RECORDED DATA

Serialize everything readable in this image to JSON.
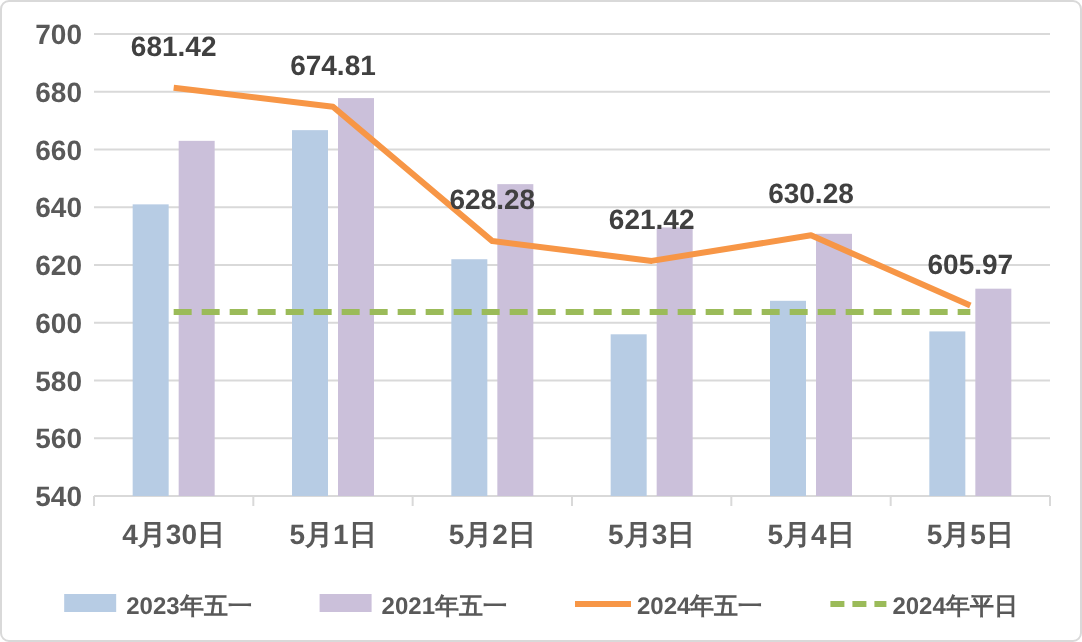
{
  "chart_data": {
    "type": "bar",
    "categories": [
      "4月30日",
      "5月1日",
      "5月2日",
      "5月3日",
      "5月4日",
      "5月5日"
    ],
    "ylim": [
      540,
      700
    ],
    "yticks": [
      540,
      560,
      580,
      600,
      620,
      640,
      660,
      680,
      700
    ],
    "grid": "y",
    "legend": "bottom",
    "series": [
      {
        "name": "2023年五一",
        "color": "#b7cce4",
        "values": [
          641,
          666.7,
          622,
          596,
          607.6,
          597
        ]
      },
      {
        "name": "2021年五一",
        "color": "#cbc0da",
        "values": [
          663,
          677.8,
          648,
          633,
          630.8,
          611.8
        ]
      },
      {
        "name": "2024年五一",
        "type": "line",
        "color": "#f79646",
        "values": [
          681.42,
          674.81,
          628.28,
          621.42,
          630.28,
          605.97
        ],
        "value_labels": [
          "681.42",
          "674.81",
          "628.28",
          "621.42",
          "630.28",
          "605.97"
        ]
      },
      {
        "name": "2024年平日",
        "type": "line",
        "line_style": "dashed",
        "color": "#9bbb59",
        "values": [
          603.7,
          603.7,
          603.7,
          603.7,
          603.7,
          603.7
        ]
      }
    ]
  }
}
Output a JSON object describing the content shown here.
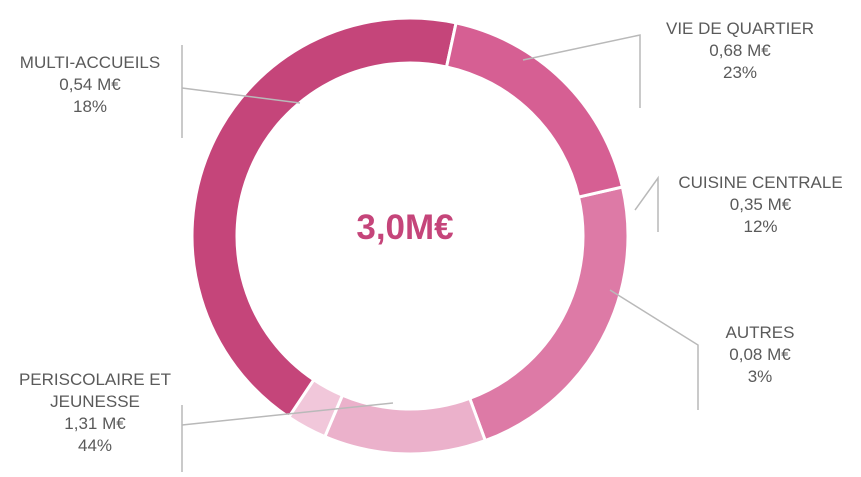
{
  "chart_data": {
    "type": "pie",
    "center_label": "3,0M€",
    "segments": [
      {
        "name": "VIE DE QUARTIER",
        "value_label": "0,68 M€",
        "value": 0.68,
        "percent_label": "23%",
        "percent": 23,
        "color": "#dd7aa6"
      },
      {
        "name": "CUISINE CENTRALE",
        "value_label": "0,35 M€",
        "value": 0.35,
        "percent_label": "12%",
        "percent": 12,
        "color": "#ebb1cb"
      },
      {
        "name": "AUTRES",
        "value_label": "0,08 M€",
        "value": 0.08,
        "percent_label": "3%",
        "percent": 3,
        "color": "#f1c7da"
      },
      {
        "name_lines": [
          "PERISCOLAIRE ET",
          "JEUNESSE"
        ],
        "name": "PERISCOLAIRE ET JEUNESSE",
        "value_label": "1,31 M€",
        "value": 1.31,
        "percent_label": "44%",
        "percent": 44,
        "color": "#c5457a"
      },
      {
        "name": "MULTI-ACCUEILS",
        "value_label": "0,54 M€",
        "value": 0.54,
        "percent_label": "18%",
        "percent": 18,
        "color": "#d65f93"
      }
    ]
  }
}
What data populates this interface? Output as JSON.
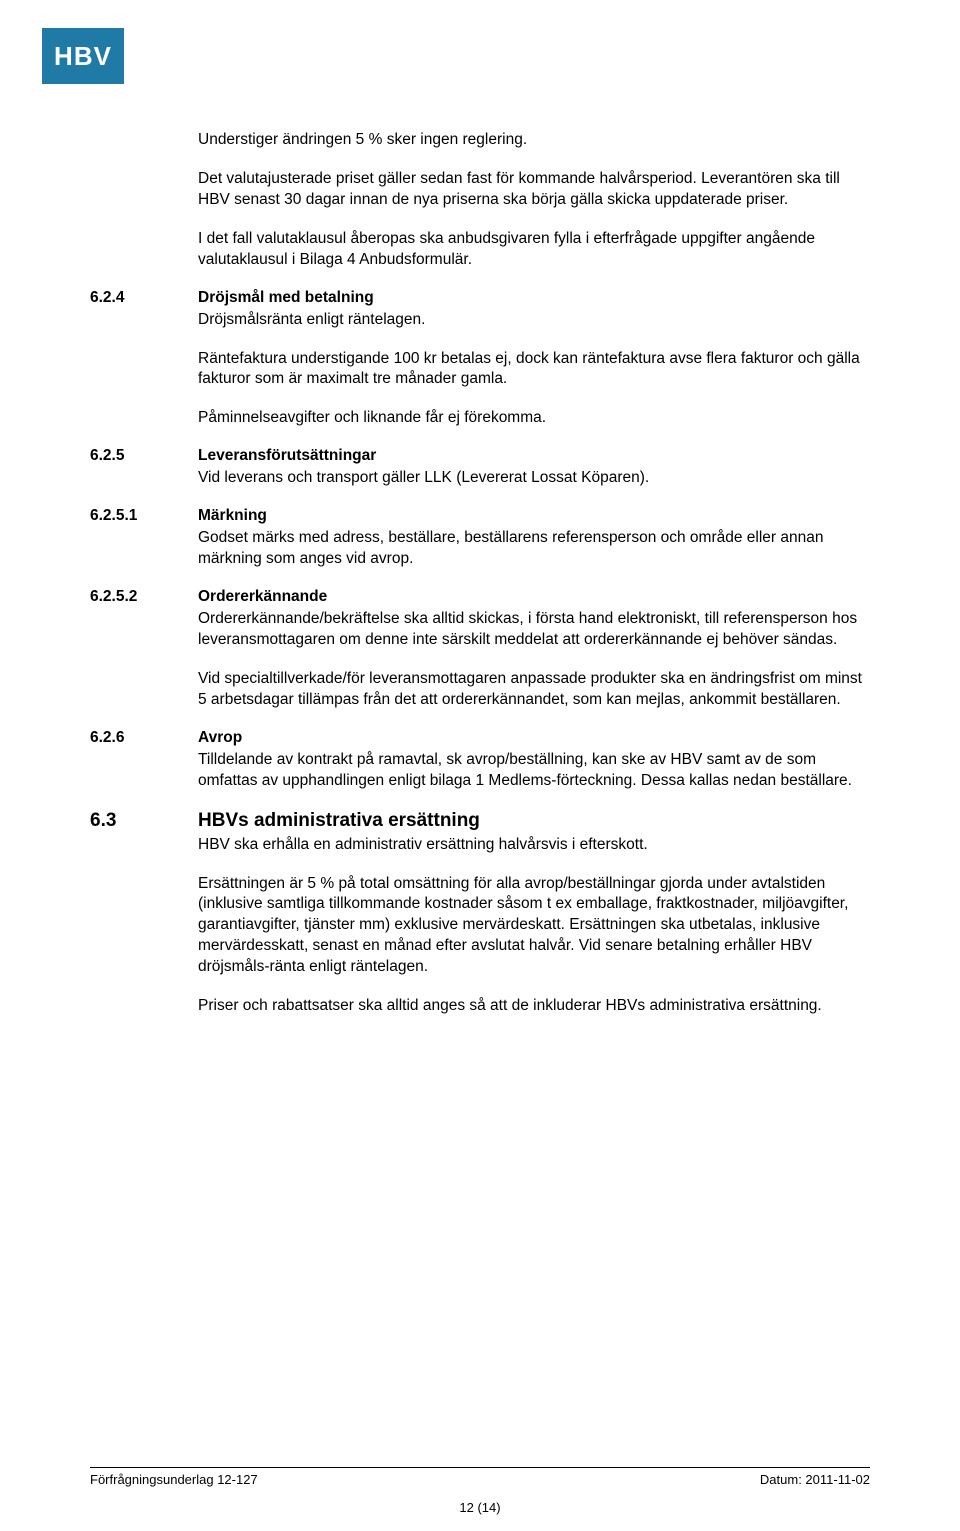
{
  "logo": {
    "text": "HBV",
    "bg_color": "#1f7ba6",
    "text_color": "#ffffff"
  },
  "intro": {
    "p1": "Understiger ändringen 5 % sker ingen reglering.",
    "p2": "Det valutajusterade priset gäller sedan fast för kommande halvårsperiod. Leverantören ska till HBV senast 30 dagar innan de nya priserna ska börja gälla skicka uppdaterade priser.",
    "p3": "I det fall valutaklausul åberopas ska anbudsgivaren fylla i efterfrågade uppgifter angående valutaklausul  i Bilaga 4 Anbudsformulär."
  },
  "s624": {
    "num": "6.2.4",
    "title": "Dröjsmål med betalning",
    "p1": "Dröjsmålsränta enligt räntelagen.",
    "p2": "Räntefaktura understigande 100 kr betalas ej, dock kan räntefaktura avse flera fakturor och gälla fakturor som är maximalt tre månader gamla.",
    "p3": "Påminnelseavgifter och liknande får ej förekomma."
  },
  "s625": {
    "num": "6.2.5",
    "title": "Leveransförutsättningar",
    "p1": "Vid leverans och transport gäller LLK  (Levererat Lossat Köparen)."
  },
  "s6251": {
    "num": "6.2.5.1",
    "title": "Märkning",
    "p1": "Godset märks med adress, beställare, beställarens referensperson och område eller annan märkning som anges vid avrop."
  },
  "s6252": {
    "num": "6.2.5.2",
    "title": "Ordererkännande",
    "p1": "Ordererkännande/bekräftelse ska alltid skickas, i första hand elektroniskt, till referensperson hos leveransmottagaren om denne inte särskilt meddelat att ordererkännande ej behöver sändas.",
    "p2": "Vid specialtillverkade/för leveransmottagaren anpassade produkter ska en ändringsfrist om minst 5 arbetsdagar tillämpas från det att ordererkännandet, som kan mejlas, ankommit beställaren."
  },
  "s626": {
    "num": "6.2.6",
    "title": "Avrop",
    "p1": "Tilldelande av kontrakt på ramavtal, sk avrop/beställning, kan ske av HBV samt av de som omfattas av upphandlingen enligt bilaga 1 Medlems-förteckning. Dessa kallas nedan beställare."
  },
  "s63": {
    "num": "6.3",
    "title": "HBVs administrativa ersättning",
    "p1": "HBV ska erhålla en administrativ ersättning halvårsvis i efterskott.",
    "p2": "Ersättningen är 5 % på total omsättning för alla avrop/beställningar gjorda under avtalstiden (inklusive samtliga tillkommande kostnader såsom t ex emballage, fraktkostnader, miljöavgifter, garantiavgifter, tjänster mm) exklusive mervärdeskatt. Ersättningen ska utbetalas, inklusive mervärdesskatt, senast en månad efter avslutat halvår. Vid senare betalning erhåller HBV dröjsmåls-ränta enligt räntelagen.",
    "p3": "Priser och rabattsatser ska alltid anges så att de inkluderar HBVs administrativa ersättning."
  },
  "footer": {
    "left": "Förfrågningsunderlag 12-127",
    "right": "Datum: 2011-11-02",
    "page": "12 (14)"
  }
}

==

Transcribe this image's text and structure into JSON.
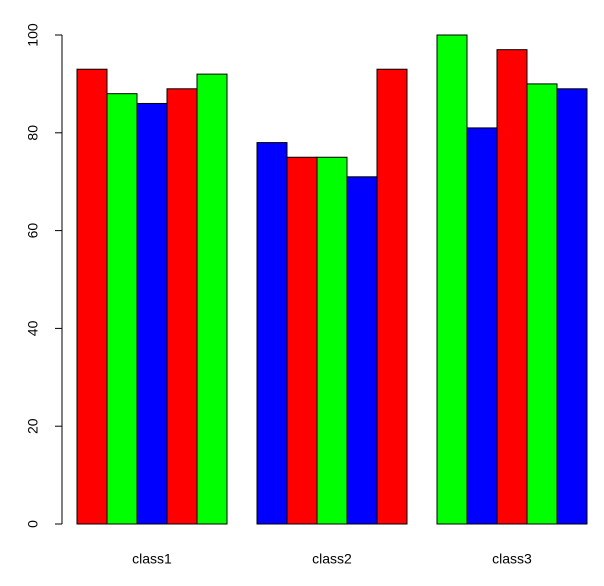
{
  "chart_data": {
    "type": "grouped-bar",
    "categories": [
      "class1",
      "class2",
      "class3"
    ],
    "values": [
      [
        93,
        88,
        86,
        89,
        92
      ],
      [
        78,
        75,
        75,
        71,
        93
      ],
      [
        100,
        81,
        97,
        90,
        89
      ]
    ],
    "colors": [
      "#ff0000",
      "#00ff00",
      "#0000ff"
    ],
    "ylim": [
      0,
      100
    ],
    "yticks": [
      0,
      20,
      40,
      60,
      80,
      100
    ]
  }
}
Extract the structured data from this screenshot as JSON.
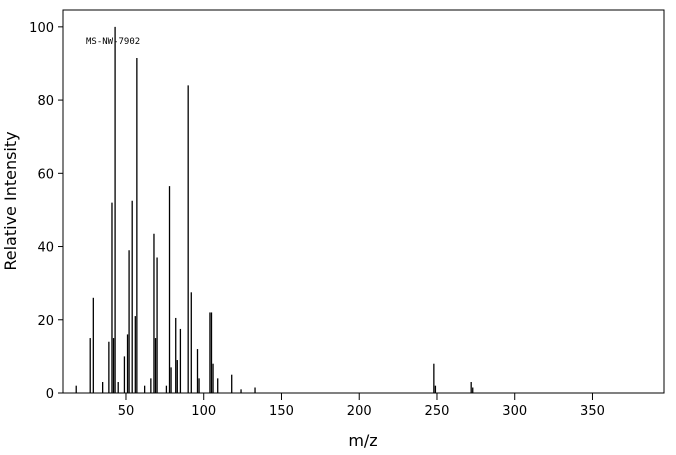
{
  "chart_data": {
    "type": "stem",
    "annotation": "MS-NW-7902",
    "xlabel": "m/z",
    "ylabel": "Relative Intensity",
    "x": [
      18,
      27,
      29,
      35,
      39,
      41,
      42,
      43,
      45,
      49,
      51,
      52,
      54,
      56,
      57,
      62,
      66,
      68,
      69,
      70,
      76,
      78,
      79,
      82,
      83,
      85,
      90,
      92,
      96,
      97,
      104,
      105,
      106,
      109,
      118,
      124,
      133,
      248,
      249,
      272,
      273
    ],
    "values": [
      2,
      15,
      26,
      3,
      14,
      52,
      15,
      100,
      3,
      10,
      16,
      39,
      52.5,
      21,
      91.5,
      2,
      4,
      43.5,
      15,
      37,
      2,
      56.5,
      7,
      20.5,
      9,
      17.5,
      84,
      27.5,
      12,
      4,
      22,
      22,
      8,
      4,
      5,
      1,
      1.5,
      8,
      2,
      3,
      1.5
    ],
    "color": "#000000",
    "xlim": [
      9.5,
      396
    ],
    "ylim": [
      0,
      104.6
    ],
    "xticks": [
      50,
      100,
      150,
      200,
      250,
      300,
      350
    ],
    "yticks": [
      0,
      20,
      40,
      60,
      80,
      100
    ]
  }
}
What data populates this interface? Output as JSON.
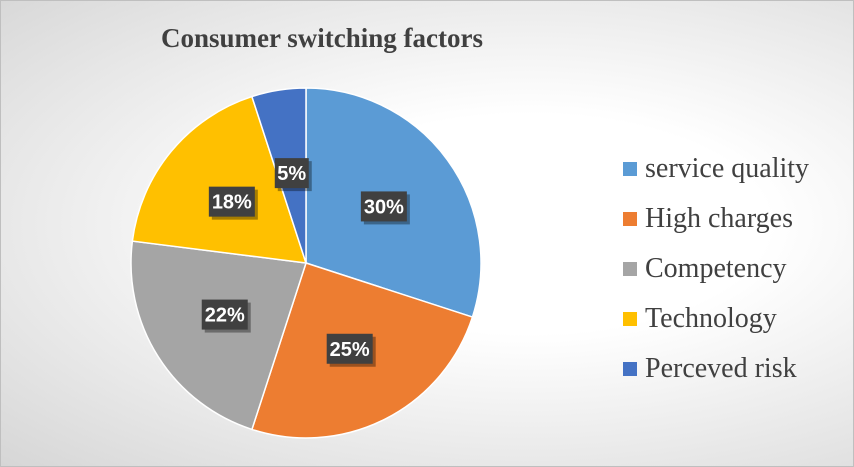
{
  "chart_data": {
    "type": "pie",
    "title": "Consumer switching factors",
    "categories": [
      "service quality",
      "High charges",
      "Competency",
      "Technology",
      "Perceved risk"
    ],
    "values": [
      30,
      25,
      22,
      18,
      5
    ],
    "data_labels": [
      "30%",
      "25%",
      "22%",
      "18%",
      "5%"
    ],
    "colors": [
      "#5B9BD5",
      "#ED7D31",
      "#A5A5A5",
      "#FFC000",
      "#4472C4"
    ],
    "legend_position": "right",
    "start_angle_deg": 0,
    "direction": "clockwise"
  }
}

...

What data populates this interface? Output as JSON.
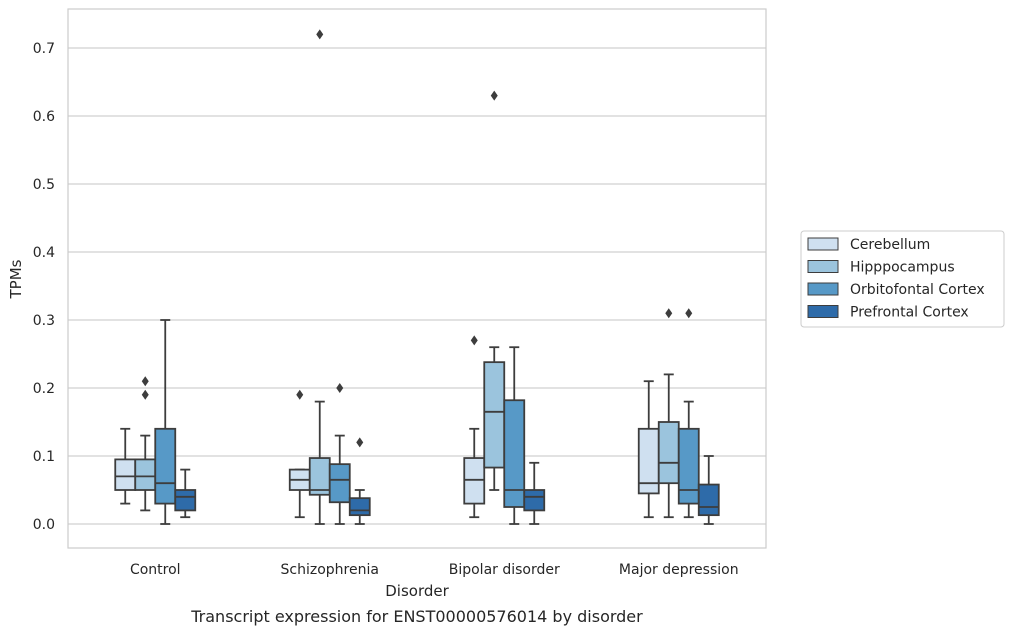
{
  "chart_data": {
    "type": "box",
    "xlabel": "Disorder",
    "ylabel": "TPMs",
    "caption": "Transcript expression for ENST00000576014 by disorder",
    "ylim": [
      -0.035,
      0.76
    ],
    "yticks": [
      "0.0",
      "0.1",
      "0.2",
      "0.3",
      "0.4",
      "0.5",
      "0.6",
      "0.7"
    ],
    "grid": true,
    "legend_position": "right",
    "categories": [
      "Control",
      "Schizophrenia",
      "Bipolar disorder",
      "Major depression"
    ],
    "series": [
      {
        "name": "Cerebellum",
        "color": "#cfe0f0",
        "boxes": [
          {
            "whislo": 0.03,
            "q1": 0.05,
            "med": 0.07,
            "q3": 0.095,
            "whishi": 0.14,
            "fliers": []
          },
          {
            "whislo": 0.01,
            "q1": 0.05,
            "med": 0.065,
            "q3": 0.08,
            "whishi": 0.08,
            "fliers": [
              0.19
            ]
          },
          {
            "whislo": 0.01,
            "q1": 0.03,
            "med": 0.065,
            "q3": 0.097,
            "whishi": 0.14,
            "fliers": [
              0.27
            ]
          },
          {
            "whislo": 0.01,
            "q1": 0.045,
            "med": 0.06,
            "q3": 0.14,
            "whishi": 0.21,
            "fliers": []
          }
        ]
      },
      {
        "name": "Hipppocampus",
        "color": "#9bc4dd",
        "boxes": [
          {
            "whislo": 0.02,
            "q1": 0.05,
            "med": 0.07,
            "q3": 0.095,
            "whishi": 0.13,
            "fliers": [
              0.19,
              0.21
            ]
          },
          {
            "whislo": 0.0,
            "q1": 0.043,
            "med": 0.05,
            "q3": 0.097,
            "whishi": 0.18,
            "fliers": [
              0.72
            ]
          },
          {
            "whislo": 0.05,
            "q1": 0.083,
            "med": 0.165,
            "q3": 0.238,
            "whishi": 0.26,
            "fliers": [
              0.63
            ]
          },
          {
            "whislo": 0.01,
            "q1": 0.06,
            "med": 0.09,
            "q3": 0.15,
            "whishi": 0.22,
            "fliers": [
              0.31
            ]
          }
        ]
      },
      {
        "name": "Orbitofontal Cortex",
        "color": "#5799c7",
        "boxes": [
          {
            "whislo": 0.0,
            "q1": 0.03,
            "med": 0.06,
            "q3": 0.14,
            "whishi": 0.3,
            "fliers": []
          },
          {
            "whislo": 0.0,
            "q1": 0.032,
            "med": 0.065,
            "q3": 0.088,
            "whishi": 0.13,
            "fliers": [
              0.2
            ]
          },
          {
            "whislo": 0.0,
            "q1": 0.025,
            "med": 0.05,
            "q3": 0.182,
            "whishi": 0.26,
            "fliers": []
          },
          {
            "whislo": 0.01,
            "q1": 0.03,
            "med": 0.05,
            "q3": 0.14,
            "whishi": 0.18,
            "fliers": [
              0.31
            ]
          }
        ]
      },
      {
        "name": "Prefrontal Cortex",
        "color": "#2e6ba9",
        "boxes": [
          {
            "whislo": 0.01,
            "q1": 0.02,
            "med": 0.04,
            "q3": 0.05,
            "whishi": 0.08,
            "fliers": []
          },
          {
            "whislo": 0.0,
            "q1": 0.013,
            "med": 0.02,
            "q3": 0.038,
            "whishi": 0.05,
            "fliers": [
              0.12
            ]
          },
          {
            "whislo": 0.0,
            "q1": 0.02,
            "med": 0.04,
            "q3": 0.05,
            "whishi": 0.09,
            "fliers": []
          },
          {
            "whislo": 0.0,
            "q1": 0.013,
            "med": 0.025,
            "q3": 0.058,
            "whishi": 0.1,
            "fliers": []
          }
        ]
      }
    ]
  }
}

WHAT IS NEEDED
Copy every line of the listing containing the string "HBVs".

OUTPUT OF THE EXERCISE
    "title": "HBVs administrativa ersättning",
    "p3": "Priser och rabattsatser ska alltid anges så att de inkluderar HBVs administrativa ersättning."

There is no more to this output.